Records excerpted from a collection:
▼
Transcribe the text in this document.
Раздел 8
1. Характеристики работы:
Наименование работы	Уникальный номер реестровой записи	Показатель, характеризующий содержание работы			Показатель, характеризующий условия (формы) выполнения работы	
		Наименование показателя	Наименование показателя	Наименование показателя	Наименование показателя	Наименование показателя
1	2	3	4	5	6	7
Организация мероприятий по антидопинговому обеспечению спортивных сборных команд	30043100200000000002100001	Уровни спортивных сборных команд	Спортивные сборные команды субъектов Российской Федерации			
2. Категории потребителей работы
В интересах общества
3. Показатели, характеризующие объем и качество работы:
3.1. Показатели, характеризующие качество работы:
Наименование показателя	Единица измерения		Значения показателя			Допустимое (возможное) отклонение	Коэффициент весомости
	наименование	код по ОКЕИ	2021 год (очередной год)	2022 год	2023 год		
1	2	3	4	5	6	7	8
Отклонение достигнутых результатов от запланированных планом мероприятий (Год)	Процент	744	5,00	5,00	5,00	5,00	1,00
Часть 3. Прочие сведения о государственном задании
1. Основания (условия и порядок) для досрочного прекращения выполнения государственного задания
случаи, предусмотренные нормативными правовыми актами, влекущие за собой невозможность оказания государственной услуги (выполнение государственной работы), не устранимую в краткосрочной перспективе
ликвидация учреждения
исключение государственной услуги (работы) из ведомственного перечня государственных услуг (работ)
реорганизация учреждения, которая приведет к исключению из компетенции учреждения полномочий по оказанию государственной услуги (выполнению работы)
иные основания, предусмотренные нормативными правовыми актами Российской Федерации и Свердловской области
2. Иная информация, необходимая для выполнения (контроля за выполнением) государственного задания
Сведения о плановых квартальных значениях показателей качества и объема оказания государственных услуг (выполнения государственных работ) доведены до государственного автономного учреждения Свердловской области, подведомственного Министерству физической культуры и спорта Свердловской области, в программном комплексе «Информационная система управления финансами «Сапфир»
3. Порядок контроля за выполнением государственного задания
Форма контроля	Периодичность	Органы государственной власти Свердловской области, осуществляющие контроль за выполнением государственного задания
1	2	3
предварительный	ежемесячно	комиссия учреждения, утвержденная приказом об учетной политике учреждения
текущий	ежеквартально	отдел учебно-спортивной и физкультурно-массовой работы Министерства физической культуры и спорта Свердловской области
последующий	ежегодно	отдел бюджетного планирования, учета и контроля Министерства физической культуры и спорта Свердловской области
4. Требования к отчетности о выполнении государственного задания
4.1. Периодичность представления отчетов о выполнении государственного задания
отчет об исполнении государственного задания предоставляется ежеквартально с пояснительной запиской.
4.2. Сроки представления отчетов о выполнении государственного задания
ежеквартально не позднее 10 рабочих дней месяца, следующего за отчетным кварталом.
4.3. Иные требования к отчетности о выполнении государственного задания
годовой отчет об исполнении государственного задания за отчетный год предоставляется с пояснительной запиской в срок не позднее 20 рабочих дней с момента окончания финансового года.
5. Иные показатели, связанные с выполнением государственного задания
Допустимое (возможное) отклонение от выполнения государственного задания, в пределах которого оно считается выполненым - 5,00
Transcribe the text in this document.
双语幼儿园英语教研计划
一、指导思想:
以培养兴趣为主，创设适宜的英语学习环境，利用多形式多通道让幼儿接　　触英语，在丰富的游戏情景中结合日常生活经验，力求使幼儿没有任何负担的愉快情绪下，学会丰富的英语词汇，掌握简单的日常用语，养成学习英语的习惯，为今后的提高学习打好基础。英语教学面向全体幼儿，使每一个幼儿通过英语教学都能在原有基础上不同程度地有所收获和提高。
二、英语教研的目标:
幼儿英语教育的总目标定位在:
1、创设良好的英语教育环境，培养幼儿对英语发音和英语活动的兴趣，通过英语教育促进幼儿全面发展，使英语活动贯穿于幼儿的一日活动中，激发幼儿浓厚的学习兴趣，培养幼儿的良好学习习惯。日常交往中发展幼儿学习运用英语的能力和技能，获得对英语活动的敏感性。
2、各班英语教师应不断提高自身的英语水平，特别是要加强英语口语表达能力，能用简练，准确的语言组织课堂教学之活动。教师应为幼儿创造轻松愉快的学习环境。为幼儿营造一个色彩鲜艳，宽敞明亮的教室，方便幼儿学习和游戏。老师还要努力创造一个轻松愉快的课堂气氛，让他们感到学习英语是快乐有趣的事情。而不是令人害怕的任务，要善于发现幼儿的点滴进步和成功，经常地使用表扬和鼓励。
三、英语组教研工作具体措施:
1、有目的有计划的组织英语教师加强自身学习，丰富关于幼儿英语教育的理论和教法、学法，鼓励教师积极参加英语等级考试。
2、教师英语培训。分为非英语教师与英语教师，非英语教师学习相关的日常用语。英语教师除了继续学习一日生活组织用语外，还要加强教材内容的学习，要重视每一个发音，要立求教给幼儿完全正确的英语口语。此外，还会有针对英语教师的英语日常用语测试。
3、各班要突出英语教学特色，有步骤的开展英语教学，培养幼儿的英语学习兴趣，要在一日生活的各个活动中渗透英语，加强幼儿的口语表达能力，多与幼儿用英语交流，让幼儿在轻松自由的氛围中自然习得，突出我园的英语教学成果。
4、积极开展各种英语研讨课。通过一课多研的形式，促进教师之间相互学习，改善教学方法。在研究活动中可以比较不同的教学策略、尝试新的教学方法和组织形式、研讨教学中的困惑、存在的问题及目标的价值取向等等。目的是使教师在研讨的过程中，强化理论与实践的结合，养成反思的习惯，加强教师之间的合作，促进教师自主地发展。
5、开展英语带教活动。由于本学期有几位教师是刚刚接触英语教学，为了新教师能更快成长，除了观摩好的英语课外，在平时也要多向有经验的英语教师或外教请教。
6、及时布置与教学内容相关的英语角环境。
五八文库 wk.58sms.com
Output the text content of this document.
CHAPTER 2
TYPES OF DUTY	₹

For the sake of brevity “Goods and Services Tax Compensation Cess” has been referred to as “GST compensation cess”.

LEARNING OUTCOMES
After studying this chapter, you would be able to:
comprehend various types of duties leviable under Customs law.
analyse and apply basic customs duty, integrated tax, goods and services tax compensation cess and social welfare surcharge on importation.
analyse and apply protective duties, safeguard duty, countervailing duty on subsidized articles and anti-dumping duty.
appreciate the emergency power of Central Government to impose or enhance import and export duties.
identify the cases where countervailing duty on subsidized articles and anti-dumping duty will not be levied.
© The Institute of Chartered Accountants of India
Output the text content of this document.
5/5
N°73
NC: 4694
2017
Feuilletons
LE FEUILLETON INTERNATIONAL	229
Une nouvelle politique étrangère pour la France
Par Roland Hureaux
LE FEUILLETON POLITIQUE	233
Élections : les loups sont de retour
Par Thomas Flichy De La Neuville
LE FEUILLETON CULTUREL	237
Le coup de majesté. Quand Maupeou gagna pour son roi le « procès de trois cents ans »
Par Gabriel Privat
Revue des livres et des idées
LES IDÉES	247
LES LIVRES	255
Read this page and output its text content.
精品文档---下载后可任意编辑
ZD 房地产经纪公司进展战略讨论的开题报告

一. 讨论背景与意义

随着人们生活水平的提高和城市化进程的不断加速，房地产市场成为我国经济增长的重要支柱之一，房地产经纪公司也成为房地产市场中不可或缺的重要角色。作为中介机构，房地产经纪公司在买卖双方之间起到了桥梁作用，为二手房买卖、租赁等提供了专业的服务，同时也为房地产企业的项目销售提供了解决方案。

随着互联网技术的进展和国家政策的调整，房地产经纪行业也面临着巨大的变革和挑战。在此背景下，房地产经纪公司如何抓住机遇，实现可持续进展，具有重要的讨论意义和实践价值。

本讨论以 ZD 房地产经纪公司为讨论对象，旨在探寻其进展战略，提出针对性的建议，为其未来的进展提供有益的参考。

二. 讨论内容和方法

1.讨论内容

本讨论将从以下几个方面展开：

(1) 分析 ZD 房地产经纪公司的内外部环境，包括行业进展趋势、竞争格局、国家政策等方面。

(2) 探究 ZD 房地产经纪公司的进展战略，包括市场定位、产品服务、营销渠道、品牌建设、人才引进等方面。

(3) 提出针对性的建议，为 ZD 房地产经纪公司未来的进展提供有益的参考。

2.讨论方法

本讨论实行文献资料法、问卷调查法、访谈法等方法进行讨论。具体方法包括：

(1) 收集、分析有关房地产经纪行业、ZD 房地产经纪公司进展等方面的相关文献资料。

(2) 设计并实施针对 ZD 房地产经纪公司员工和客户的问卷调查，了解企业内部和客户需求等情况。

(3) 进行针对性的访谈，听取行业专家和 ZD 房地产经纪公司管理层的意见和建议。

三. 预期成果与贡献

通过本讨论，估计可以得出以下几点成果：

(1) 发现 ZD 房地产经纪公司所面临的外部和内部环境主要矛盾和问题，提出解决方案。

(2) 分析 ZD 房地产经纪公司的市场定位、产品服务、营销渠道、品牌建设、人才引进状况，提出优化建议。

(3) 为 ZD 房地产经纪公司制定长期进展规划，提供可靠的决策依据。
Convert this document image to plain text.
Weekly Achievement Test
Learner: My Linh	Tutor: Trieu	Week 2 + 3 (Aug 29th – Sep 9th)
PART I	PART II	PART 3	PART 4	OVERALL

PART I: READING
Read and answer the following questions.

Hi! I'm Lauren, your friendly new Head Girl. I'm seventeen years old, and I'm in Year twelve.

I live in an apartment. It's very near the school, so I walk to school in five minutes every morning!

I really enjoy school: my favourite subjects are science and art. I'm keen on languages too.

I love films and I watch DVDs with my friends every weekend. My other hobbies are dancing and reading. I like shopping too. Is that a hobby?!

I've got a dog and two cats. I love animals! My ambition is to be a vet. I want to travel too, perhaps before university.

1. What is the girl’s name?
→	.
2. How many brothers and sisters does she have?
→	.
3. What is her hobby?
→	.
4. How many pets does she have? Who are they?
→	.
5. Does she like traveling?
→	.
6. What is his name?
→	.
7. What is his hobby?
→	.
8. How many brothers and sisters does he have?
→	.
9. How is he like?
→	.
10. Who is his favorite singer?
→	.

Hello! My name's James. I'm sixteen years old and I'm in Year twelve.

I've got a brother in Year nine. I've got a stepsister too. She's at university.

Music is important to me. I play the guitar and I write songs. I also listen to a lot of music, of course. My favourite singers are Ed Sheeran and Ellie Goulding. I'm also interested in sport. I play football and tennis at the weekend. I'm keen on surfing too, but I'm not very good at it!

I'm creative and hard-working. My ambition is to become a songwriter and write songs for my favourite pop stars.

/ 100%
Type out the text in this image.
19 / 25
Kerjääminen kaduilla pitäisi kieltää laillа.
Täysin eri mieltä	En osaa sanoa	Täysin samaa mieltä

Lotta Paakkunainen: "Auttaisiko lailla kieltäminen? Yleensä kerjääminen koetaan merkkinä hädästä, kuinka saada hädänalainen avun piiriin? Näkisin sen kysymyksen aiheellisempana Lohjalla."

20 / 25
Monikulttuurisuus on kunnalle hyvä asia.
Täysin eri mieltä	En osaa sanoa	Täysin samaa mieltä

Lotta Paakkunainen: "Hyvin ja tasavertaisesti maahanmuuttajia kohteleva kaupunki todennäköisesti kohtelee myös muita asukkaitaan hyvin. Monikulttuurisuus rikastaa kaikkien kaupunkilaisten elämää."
▲
Aim: Work through the data and report how many of its lines hold the word "anti", giving only the figure.

Result for this task: 2